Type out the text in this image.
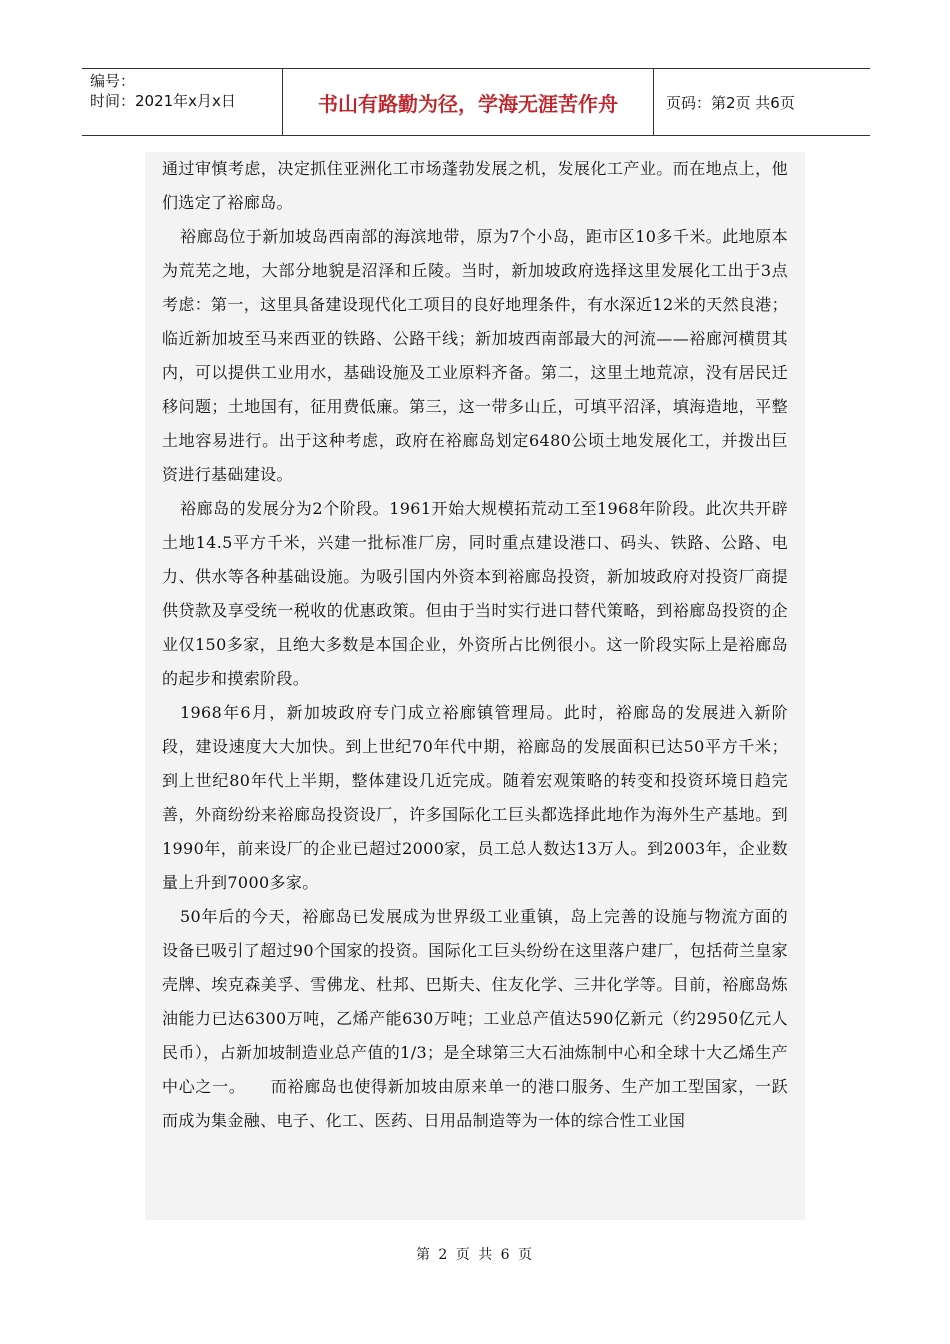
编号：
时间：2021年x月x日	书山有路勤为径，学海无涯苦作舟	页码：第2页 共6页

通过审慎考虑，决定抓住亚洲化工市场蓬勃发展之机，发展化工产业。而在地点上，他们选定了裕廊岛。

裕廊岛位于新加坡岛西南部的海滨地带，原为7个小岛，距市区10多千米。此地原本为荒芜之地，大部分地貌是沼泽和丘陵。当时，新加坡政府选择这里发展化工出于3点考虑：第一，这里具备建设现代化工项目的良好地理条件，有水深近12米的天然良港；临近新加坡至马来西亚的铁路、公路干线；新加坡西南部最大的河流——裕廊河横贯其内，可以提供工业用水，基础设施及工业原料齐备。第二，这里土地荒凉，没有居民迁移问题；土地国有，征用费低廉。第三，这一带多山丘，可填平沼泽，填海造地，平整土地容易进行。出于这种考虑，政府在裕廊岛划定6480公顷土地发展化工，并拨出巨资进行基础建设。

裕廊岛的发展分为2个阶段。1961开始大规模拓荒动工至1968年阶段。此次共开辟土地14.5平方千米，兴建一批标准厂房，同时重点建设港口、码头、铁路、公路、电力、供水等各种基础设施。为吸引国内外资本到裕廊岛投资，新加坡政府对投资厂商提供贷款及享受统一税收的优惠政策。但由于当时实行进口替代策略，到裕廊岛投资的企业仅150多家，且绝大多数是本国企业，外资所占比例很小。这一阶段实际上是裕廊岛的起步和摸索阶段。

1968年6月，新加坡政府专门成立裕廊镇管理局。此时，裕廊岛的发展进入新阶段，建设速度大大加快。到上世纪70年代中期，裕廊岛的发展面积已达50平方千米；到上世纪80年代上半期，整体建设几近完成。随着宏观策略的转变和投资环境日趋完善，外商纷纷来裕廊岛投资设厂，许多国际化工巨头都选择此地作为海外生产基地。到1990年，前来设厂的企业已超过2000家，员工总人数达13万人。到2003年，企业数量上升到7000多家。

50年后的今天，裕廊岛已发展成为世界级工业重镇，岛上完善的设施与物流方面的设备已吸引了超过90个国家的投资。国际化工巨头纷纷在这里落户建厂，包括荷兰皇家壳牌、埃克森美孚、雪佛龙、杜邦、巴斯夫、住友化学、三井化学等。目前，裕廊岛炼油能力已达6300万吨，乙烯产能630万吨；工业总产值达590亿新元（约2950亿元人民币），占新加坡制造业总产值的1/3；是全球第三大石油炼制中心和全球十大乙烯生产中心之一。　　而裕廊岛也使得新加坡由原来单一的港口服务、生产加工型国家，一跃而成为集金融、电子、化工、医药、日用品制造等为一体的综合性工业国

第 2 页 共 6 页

» Your goal
Write the entries above out again exactly, but not the pictures.

» Written response
Type out the text in this image.
编号：
时间：2021年x月x日	书山有路勤为径，学海无涯苦作舟	页码：第2页 共6页

通过审慎考虑，决定抓住亚洲化工市场蓬勃发展之机，发展化工产业。而在地点上，他们选定了裕廊岛。

裕廊岛位于新加坡岛西南部的海滨地带，原为7个小岛，距市区10多千米。此地原本为荒芜之地，大部分地貌是沼泽和丘陵。当时，新加坡政府选择这里发展化工出于3点考虑：第一，这里具备建设现代化工项目的良好地理条件，有水深近12米的天然良港；临近新加坡至马来西亚的铁路、公路干线；新加坡西南部最大的河流——裕廊河横贯其内，可以提供工业用水，基础设施及工业原料齐备。第二，这里土地荒凉，没有居民迁移问题；土地国有，征用费低廉。第三，这一带多山丘，可填平沼泽，填海造地，平整土地容易进行。出于这种考虑，政府在裕廊岛划定6480公顷土地发展化工，并拨出巨资进行基础建设。

裕廊岛的发展分为2个阶段。1961开始大规模拓荒动工至1968年阶段。此次共开辟土地14.5平方千米，兴建一批标准厂房，同时重点建设港口、码头、铁路、公路、电力、供水等各种基础设施。为吸引国内外资本到裕廊岛投资，新加坡政府对投资厂商提供贷款及享受统一税收的优惠政策。但由于当时实行进口替代策略，到裕廊岛投资的企业仅150多家，且绝大多数是本国企业，外资所占比例很小。这一阶段实际上是裕廊岛的起步和摸索阶段。

1968年6月，新加坡政府专门成立裕廊镇管理局。此时，裕廊岛的发展进入新阶段，建设速度大大加快。到上世纪70年代中期，裕廊岛的发展面积已达50平方千米；到上世纪80年代上半期，整体建设几近完成。随着宏观策略的转变和投资环境日趋完善，外商纷纷来裕廊岛投资设厂，许多国际化工巨头都选择此地作为海外生产基地。到1990年，前来设厂的企业已超过2000家，员工总人数达13万人。到2003年，企业数量上升到7000多家。

50年后的今天，裕廊岛已发展成为世界级工业重镇，岛上完善的设施与物流方面的设备已吸引了超过90个国家的投资。国际化工巨头纷纷在这里落户建厂，包括荷兰皇家壳牌、埃克森美孚、雪佛龙、杜邦、巴斯夫、住友化学、三井化学等。目前，裕廊岛炼油能力已达6300万吨，乙烯产能630万吨；工业总产值达590亿新元（约2950亿元人民币），占新加坡制造业总产值的1/3；是全球第三大石油炼制中心和全球十大乙烯生产中心之一。　　而裕廊岛也使得新加坡由原来单一的港口服务、生产加工型国家，一跃而成为集金融、电子、化工、医药、日用品制造等为一体的综合性工业国

第 2 页 共 6 页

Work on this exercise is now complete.